Segment Open

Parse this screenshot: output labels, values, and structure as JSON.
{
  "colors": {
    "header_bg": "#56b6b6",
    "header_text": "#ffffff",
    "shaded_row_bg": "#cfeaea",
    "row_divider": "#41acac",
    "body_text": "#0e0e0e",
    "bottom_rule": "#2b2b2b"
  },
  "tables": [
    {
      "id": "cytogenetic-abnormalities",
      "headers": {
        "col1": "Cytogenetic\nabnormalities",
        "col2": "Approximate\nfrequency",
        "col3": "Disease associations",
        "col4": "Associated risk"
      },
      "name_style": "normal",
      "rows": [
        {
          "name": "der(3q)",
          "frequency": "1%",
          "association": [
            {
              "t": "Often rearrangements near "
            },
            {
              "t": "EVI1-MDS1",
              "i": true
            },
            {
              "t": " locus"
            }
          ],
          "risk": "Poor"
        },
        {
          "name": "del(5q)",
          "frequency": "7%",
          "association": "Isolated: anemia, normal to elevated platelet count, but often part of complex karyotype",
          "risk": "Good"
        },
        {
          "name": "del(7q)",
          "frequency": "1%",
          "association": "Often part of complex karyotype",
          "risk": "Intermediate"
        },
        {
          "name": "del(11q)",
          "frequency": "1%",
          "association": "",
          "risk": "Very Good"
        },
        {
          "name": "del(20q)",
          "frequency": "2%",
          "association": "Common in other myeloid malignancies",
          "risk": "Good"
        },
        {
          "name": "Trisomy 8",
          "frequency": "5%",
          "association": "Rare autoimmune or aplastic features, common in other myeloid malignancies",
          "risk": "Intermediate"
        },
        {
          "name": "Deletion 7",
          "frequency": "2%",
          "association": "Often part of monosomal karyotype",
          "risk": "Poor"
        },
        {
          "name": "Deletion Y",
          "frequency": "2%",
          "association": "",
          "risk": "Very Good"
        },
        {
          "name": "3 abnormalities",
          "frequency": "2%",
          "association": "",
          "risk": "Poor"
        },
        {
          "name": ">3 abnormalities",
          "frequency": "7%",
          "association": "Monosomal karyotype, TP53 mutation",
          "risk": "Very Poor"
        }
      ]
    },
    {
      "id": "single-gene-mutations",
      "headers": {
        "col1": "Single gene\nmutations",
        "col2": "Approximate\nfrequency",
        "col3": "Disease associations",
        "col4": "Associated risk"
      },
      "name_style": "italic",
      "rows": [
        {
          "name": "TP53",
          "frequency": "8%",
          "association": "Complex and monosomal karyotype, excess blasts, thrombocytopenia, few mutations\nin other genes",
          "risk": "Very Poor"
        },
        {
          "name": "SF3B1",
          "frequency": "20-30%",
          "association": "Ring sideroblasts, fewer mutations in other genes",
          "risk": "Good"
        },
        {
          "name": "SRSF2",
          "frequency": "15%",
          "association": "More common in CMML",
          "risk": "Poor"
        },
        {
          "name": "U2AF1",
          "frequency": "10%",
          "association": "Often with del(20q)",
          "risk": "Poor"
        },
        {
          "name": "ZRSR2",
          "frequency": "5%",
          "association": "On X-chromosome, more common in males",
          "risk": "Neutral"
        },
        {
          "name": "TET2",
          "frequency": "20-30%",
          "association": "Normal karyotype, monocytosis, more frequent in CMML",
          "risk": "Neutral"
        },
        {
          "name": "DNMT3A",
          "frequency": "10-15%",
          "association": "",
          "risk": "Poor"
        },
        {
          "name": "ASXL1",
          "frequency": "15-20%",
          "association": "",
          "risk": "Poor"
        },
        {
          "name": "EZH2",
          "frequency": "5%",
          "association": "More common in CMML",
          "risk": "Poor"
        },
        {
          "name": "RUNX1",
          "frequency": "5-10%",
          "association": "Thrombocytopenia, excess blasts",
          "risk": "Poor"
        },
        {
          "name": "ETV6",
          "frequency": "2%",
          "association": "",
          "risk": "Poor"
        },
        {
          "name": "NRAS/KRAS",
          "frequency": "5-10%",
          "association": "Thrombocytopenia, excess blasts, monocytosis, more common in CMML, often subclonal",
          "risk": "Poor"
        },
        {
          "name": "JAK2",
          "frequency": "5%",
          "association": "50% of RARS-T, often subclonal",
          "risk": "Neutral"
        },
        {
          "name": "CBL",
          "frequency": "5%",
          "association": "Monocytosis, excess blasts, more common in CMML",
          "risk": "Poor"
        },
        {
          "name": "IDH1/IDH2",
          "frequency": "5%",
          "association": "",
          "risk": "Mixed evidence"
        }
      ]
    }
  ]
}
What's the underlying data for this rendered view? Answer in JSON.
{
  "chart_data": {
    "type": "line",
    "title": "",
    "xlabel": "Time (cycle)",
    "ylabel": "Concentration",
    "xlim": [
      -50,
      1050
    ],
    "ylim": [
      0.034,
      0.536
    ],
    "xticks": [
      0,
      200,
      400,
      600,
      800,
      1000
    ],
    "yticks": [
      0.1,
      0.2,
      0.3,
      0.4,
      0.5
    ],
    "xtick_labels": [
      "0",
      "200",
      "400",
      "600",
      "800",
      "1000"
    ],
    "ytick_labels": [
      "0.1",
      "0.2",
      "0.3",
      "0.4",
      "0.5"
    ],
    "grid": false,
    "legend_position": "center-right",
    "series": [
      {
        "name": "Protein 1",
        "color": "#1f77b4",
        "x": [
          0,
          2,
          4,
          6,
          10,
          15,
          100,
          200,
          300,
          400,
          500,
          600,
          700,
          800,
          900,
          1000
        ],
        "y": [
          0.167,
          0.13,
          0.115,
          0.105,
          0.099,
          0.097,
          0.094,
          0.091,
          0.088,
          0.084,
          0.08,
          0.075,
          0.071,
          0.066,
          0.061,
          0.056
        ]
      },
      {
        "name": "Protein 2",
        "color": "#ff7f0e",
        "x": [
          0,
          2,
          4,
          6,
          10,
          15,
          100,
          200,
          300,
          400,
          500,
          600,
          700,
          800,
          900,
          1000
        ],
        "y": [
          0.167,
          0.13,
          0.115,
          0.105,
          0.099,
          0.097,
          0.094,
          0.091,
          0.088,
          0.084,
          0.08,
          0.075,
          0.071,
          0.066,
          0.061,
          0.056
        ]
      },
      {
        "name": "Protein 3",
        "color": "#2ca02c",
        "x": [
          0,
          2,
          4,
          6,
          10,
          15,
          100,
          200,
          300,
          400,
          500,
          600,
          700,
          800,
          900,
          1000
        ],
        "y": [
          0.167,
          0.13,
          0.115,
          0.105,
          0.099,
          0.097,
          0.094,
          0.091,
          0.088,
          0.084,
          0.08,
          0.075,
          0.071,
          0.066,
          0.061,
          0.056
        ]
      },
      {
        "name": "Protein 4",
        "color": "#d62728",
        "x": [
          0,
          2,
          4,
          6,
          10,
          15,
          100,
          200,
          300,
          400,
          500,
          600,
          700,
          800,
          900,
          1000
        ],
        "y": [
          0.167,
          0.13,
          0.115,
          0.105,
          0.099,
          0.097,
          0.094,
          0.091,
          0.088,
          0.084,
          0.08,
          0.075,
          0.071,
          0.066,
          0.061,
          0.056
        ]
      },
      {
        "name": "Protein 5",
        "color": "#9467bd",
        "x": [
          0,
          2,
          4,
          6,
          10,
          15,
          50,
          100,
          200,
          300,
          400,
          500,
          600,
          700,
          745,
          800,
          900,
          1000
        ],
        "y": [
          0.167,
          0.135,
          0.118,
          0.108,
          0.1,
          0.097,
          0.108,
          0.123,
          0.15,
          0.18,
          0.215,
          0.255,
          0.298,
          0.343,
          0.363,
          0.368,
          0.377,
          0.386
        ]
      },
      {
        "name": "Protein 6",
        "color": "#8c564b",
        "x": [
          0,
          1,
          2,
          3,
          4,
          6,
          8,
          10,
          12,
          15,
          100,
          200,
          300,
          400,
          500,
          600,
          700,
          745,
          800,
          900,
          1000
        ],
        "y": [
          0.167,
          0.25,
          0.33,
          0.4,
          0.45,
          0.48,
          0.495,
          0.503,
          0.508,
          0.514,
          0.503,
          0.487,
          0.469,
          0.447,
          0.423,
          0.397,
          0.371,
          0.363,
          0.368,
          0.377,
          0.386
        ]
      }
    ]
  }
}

Segment Closed

> Exercise aim
Copy out the lines above with "karyotype" in them.

> Task answer
          "association": "Isolated: anemia, normal to elevated platelet count, but often part of complex karyotype",
          "association": "Often part of complex karyotype",
          "association": "Often part of monosomal karyotype",
          "association": "Monosomal karyotype, TP53 mutation",
          "association": "Complex and monosomal karyotype, excess blasts, thrombocytopenia, few mutations\nin other genes",
          "association": "Normal karyotype, monocytosis, more frequent in CMML",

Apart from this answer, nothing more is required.